# Material supplied
☆ ☆ ☆ ☆ ☆ ☆ ☆
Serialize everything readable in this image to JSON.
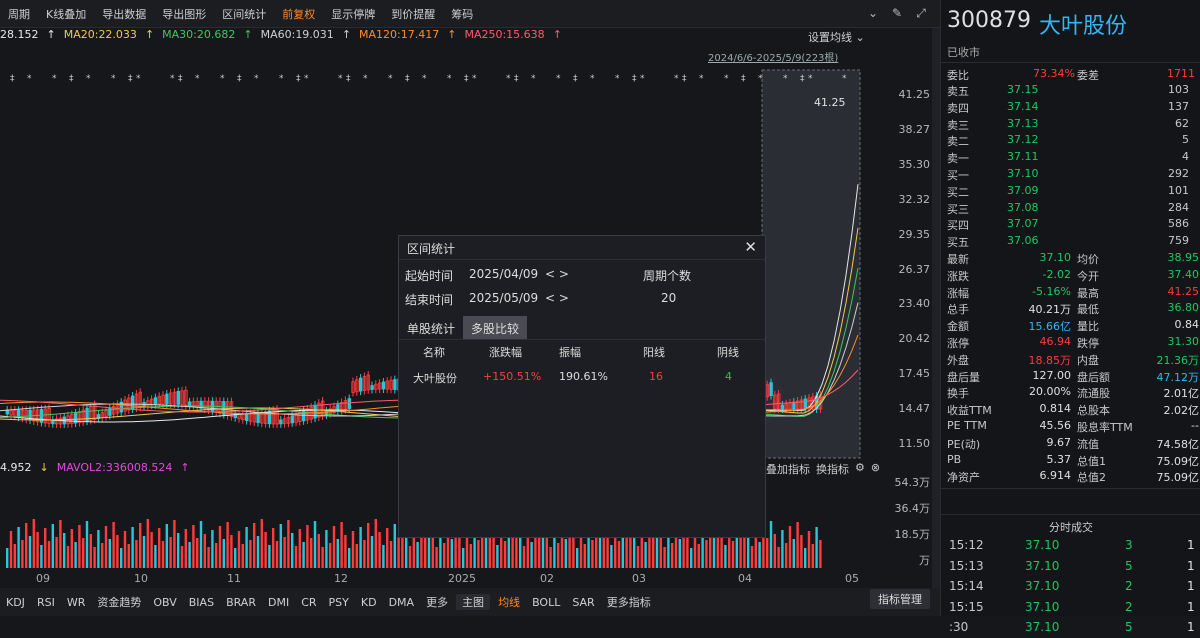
{
  "toolbar": {
    "items": [
      "周期",
      "K线叠加",
      "导出数据",
      "导出图形",
      "区间统计",
      "前复权",
      "显示停牌",
      "到价提醒",
      "筹码"
    ],
    "active_index": 5
  },
  "ma": [
    {
      "label": ":28.152",
      "color": "#e8e8e8"
    },
    {
      "label": "↑ MA20:22.033",
      "color": "#f2c94c"
    },
    {
      "label": "↑ MA30:20.682",
      "color": "#e24bd8"
    },
    {
      "label": "↑ MA30:20.682",
      "color": "#3ec95c"
    },
    {
      "label": "↑ MA60:19.031",
      "color": "#d0d0d0"
    },
    {
      "label": "↑ MA120:17.417",
      "color": "#ff8c2b"
    },
    {
      "label": "↑ MA250:15.638",
      "color": "#ff5a6a"
    }
  ],
  "ma_display": [
    {
      "text": "28.152",
      "color": "#e8e8e8",
      "arrow": "↑"
    },
    {
      "text": "MA20:22.033",
      "color": "#f2c94c",
      "arrow": "↑"
    },
    {
      "text": "MA30:20.682",
      "color": "#3ec95c",
      "arrow": "↑"
    },
    {
      "text": "MA60:19.031",
      "color": "#d0d0d0",
      "arrow": "↑"
    },
    {
      "text": "MA120:17.417",
      "color": "#ff8c2b",
      "arrow": "↑"
    },
    {
      "text": "MA250:15.638",
      "color": "#ff5a6a",
      "arrow": "↑"
    }
  ],
  "set_ma_label": "设置均线",
  "range_label": "2024/6/6-2025/5/9(223根)",
  "price_ticks": [
    "41.25",
    "38.27",
    "35.30",
    "32.32",
    "29.35",
    "26.37",
    "23.40",
    "20.42",
    "17.45",
    "14.47",
    "11.50"
  ],
  "max_label": "41.25",
  "vol": {
    "left_value": "4.952",
    "mavol2": "MAVOL2:336008.524",
    "ticks": [
      "54.3万",
      "36.4万",
      "18.5万",
      "万"
    ],
    "ctrl_a": "叠加指标",
    "ctrl_b": "换指标"
  },
  "dates": [
    "09",
    "10",
    "11",
    "12",
    "2025",
    "02",
    "03",
    "04",
    "05"
  ],
  "indicators": [
    "KDJ",
    "RSI",
    "WR",
    "资金趋势",
    "OBV",
    "BIAS",
    "BRAR",
    "DMI",
    "CR",
    "PSY",
    "KD",
    "DMA",
    "更多",
    "主图",
    "均线",
    "BOLL",
    "SAR",
    "更多指标"
  ],
  "indicator_active": "均线",
  "indicator_mgr": "指标管理",
  "dialog": {
    "title": "区间统计",
    "start_label": "起始时间",
    "start_value": "2025/04/09",
    "end_label": "结束时间",
    "end_value": "2025/05/09",
    "arrows": "< >",
    "period_label": "周期个数",
    "period_value": "20",
    "tab_single": "单股统计",
    "tab_multi": "多股比较",
    "headers": [
      "名称",
      "涨跌幅",
      "振幅",
      "阳线",
      "阴线"
    ],
    "row": [
      "大叶股份",
      "+150.51%",
      "190.61%",
      "16",
      "4"
    ]
  },
  "stock": {
    "code": "300879",
    "name": "大叶股份",
    "status": "已收市"
  },
  "quote": {
    "webi_label": "委比",
    "webi": "73.34%",
    "wecha_label": "委差",
    "wecha": "1711",
    "asks": [
      {
        "label": "卖五",
        "price": "37.15",
        "vol": "103"
      },
      {
        "label": "卖四",
        "price": "37.14",
        "vol": "137"
      },
      {
        "label": "卖三",
        "price": "37.13",
        "vol": "62"
      },
      {
        "label": "卖二",
        "price": "37.12",
        "vol": "5"
      },
      {
        "label": "卖一",
        "price": "37.11",
        "vol": "4"
      }
    ],
    "bids": [
      {
        "label": "买一",
        "price": "37.10",
        "vol": "292"
      },
      {
        "label": "买二",
        "price": "37.09",
        "vol": "101"
      },
      {
        "label": "买三",
        "price": "37.08",
        "vol": "284"
      },
      {
        "label": "买四",
        "price": "37.07",
        "vol": "586"
      },
      {
        "label": "买五",
        "price": "37.06",
        "vol": "759"
      }
    ],
    "stats": [
      {
        "l1": "最新",
        "v1": "37.10",
        "c1": "green",
        "l2": "均价",
        "v2": "38.95",
        "c2": "green"
      },
      {
        "l1": "涨跌",
        "v1": "-2.02",
        "c1": "green",
        "l2": "今开",
        "v2": "37.40",
        "c2": "green"
      },
      {
        "l1": "涨幅",
        "v1": "-5.16%",
        "c1": "green",
        "l2": "最高",
        "v2": "41.25",
        "c2": "red"
      },
      {
        "l1": "总手",
        "v1": "40.21万",
        "c1": "white",
        "l2": "最低",
        "v2": "36.80",
        "c2": "green"
      },
      {
        "l1": "金额",
        "v1": "15.66亿",
        "c1": "cyan",
        "l2": "量比",
        "v2": "0.84",
        "c2": "white"
      },
      {
        "l1": "涨停",
        "v1": "46.94",
        "c1": "red",
        "l2": "跌停",
        "v2": "31.30",
        "c2": "green"
      },
      {
        "l1": "外盘",
        "v1": "18.85万",
        "c1": "red",
        "l2": "内盘",
        "v2": "21.36万",
        "c2": "green"
      },
      {
        "l1": "盘后量",
        "v1": "127.00",
        "c1": "white",
        "l2": "盘后额",
        "v2": "47.12万",
        "c2": "cyan"
      },
      {
        "l1": "换手",
        "v1": "20.00%",
        "c1": "white",
        "l2": "流通股",
        "v2": "2.01亿",
        "c2": "white"
      },
      {
        "l1": "收益TTM",
        "v1": "0.814",
        "c1": "white",
        "l2": "总股本",
        "v2": "2.02亿",
        "c2": "white"
      },
      {
        "l1": "PE TTM",
        "v1": "45.56",
        "c1": "white",
        "l2": "股息率TTM",
        "v2": "--",
        "c2": "white"
      },
      {
        "l1": "PE(动)",
        "v1": "9.67",
        "c1": "white",
        "l2": "流值",
        "v2": "74.58亿",
        "c2": "white"
      },
      {
        "l1": "PB",
        "v1": "5.37",
        "c1": "white",
        "l2": "总值1",
        "v2": "75.09亿",
        "c2": "white"
      },
      {
        "l1": "净资产",
        "v1": "6.914",
        "c1": "white",
        "l2": "总值2",
        "v2": "75.09亿",
        "c2": "white"
      }
    ]
  },
  "trades_title": "分时成交",
  "trades": [
    {
      "time": "15:12",
      "price": "37.10",
      "vol": "3",
      "n": "1"
    },
    {
      "time": "15:13",
      "price": "37.10",
      "vol": "5",
      "n": "1"
    },
    {
      "time": "15:14",
      "price": "37.10",
      "vol": "2",
      "n": "1"
    },
    {
      "time": "15:15",
      "price": "37.10",
      "vol": "2",
      "n": "1"
    },
    {
      "time": ":30",
      "price": "37.10",
      "vol": "5",
      "n": "1"
    }
  ]
}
☆ ☆ ☆ ☆ ☆ ☆ ☆
# To be done
Leave out the pictures and repeat everything else in the records exactly.

# Worked answer
Serialize everything readable in this image to JSON.
{
  "toolbar": {
    "items": [
      "周期",
      "K线叠加",
      "导出数据",
      "导出图形",
      "区间统计",
      "前复权",
      "显示停牌",
      "到价提醒",
      "筹码"
    ],
    "active_index": 5
  },
  "ma": [
    {
      "label": ":28.152",
      "color": "#e8e8e8"
    },
    {
      "label": "↑ MA20:22.033",
      "color": "#f2c94c"
    },
    {
      "label": "↑ MA30:20.682",
      "color": "#e24bd8"
    },
    {
      "label": "↑ MA30:20.682",
      "color": "#3ec95c"
    },
    {
      "label": "↑ MA60:19.031",
      "color": "#d0d0d0"
    },
    {
      "label": "↑ MA120:17.417",
      "color": "#ff8c2b"
    },
    {
      "label": "↑ MA250:15.638",
      "color": "#ff5a6a"
    }
  ],
  "ma_display": [
    {
      "text": "28.152",
      "color": "#e8e8e8",
      "arrow": "↑"
    },
    {
      "text": "MA20:22.033",
      "color": "#f2c94c",
      "arrow": "↑"
    },
    {
      "text": "MA30:20.682",
      "color": "#3ec95c",
      "arrow": "↑"
    },
    {
      "text": "MA60:19.031",
      "color": "#d0d0d0",
      "arrow": "↑"
    },
    {
      "text": "MA120:17.417",
      "color": "#ff8c2b",
      "arrow": "↑"
    },
    {
      "text": "MA250:15.638",
      "color": "#ff5a6a",
      "arrow": "↑"
    }
  ],
  "set_ma_label": "设置均线",
  "range_label": "2024/6/6-2025/5/9(223根)",
  "price_ticks": [
    "41.25",
    "38.27",
    "35.30",
    "32.32",
    "29.35",
    "26.37",
    "23.40",
    "20.42",
    "17.45",
    "14.47",
    "11.50"
  ],
  "max_label": "41.25",
  "vol": {
    "left_value": "4.952",
    "mavol2": "MAVOL2:336008.524",
    "ticks": [
      "54.3万",
      "36.4万",
      "18.5万",
      "万"
    ],
    "ctrl_a": "叠加指标",
    "ctrl_b": "换指标"
  },
  "dates": [
    "09",
    "10",
    "11",
    "12",
    "2025",
    "02",
    "03",
    "04",
    "05"
  ],
  "indicators": [
    "KDJ",
    "RSI",
    "WR",
    "资金趋势",
    "OBV",
    "BIAS",
    "BRAR",
    "DMI",
    "CR",
    "PSY",
    "KD",
    "DMA",
    "更多",
    "主图",
    "均线",
    "BOLL",
    "SAR",
    "更多指标"
  ],
  "indicator_active": "均线",
  "indicator_mgr": "指标管理",
  "dialog": {
    "title": "区间统计",
    "start_label": "起始时间",
    "start_value": "2025/04/09",
    "end_label": "结束时间",
    "end_value": "2025/05/09",
    "arrows": "< >",
    "period_label": "周期个数",
    "period_value": "20",
    "tab_single": "单股统计",
    "tab_multi": "多股比较",
    "headers": [
      "名称",
      "涨跌幅",
      "振幅",
      "阳线",
      "阴线"
    ],
    "row": [
      "大叶股份",
      "+150.51%",
      "190.61%",
      "16",
      "4"
    ]
  },
  "stock": {
    "code": "300879",
    "name": "大叶股份",
    "status": "已收市"
  },
  "quote": {
    "webi_label": "委比",
    "webi": "73.34%",
    "wecha_label": "委差",
    "wecha": "1711",
    "asks": [
      {
        "label": "卖五",
        "price": "37.15",
        "vol": "103"
      },
      {
        "label": "卖四",
        "price": "37.14",
        "vol": "137"
      },
      {
        "label": "卖三",
        "price": "37.13",
        "vol": "62"
      },
      {
        "label": "卖二",
        "price": "37.12",
        "vol": "5"
      },
      {
        "label": "卖一",
        "price": "37.11",
        "vol": "4"
      }
    ],
    "bids": [
      {
        "label": "买一",
        "price": "37.10",
        "vol": "292"
      },
      {
        "label": "买二",
        "price": "37.09",
        "vol": "101"
      },
      {
        "label": "买三",
        "price": "37.08",
        "vol": "284"
      },
      {
        "label": "买四",
        "price": "37.07",
        "vol": "586"
      },
      {
        "label": "买五",
        "price": "37.06",
        "vol": "759"
      }
    ],
    "stats": [
      {
        "l1": "最新",
        "v1": "37.10",
        "c1": "green",
        "l2": "均价",
        "v2": "38.95",
        "c2": "green"
      },
      {
        "l1": "涨跌",
        "v1": "-2.02",
        "c1": "green",
        "l2": "今开",
        "v2": "37.40",
        "c2": "green"
      },
      {
        "l1": "涨幅",
        "v1": "-5.16%",
        "c1": "green",
        "l2": "最高",
        "v2": "41.25",
        "c2": "red"
      },
      {
        "l1": "总手",
        "v1": "40.21万",
        "c1": "white",
        "l2": "最低",
        "v2": "36.80",
        "c2": "green"
      },
      {
        "l1": "金额",
        "v1": "15.66亿",
        "c1": "cyan",
        "l2": "量比",
        "v2": "0.84",
        "c2": "white"
      },
      {
        "l1": "涨停",
        "v1": "46.94",
        "c1": "red",
        "l2": "跌停",
        "v2": "31.30",
        "c2": "green"
      },
      {
        "l1": "外盘",
        "v1": "18.85万",
        "c1": "red",
        "l2": "内盘",
        "v2": "21.36万",
        "c2": "green"
      },
      {
        "l1": "盘后量",
        "v1": "127.00",
        "c1": "white",
        "l2": "盘后额",
        "v2": "47.12万",
        "c2": "cyan"
      },
      {
        "l1": "换手",
        "v1": "20.00%",
        "c1": "white",
        "l2": "流通股",
        "v2": "2.01亿",
        "c2": "white"
      },
      {
        "l1": "收益TTM",
        "v1": "0.814",
        "c1": "white",
        "l2": "总股本",
        "v2": "2.02亿",
        "c2": "white"
      },
      {
        "l1": "PE TTM",
        "v1": "45.56",
        "c1": "white",
        "l2": "股息率TTM",
        "v2": "--",
        "c2": "white"
      },
      {
        "l1": "PE(动)",
        "v1": "9.67",
        "c1": "white",
        "l2": "流值",
        "v2": "74.58亿",
        "c2": "white"
      },
      {
        "l1": "PB",
        "v1": "5.37",
        "c1": "white",
        "l2": "总值1",
        "v2": "75.09亿",
        "c2": "white"
      },
      {
        "l1": "净资产",
        "v1": "6.914",
        "c1": "white",
        "l2": "总值2",
        "v2": "75.09亿",
        "c2": "white"
      }
    ]
  },
  "trades_title": "分时成交",
  "trades": [
    {
      "time": "15:12",
      "price": "37.10",
      "vol": "3",
      "n": "1"
    },
    {
      "time": "15:13",
      "price": "37.10",
      "vol": "5",
      "n": "1"
    },
    {
      "time": "15:14",
      "price": "37.10",
      "vol": "2",
      "n": "1"
    },
    {
      "time": "15:15",
      "price": "37.10",
      "vol": "2",
      "n": "1"
    },
    {
      "time": ":30",
      "price": "37.10",
      "vol": "5",
      "n": "1"
    }
  ]
}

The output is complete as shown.